| Information supplied |
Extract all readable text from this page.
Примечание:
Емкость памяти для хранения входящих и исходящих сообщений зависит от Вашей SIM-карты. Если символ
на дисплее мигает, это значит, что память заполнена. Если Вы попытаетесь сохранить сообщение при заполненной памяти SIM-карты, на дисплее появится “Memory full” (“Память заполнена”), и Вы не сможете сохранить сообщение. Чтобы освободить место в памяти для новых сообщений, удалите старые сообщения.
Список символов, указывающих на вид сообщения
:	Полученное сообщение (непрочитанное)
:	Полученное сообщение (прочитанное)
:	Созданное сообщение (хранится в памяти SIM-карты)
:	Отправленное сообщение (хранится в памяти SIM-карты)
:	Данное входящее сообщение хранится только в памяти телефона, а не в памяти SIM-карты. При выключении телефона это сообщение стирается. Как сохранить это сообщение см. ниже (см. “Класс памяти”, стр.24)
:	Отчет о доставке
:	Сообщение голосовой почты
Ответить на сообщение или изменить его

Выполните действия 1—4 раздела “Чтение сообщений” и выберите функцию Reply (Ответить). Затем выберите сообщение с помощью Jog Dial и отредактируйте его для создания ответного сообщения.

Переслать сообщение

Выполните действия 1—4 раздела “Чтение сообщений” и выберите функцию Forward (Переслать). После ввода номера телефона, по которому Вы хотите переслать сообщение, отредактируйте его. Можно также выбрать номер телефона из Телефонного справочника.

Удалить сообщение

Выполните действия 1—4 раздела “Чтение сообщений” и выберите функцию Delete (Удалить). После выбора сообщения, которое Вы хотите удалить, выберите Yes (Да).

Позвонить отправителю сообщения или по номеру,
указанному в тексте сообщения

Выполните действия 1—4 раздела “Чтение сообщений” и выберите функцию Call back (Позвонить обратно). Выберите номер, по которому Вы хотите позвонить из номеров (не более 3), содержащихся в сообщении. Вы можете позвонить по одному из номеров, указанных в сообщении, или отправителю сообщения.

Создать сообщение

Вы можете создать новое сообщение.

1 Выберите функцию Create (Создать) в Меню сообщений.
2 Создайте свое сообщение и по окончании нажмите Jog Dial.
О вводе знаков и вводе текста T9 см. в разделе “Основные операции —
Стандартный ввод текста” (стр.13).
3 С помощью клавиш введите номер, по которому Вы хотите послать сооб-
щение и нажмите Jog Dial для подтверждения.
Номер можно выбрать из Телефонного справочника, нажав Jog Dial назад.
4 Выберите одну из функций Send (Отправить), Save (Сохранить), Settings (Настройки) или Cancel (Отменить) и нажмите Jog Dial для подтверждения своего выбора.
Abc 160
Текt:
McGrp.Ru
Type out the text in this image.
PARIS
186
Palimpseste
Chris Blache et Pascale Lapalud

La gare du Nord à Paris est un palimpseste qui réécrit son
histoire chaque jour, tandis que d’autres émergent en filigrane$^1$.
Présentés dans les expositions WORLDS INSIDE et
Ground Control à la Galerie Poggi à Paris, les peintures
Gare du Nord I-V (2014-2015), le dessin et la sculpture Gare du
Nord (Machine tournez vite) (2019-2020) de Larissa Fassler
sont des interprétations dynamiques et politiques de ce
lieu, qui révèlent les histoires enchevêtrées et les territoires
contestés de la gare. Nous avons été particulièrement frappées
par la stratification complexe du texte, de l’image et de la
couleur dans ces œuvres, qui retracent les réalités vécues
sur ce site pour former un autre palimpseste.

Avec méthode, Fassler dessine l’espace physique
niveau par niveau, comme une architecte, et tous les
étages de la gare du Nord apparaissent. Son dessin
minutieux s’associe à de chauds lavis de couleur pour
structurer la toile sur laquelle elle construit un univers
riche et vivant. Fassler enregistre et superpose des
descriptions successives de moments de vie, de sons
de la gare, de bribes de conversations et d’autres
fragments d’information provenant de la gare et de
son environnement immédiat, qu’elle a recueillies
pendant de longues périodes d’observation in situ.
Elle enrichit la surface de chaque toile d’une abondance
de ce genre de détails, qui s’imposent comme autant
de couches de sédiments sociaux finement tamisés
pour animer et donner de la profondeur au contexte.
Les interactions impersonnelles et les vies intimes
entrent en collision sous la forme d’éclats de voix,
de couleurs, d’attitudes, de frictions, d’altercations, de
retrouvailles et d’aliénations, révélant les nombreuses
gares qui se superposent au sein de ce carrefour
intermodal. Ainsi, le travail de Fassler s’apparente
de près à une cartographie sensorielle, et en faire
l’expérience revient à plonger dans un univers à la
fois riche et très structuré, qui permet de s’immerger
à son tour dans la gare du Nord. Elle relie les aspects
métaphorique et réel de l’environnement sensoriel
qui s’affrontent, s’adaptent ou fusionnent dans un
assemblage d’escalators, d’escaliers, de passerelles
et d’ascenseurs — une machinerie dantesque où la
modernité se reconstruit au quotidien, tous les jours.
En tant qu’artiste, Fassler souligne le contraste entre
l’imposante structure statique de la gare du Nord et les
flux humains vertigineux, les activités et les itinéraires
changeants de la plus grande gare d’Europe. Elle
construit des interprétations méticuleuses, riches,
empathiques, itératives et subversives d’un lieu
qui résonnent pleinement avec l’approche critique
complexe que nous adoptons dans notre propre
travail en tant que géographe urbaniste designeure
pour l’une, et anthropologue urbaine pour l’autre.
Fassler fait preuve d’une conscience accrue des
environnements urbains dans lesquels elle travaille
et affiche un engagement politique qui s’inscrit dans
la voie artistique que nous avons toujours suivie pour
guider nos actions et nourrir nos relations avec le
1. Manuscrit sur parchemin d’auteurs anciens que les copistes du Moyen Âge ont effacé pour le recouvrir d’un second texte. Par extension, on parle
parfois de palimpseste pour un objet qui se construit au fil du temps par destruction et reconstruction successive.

| Exercise aim |
Where a line in the material contains "chaque", copy that line.

| Expected answer |
histoire chaque jour, tandis que d’autres émergent en filigrane$^1$.
Elle enrichit la surface de chaque toile d’une abondance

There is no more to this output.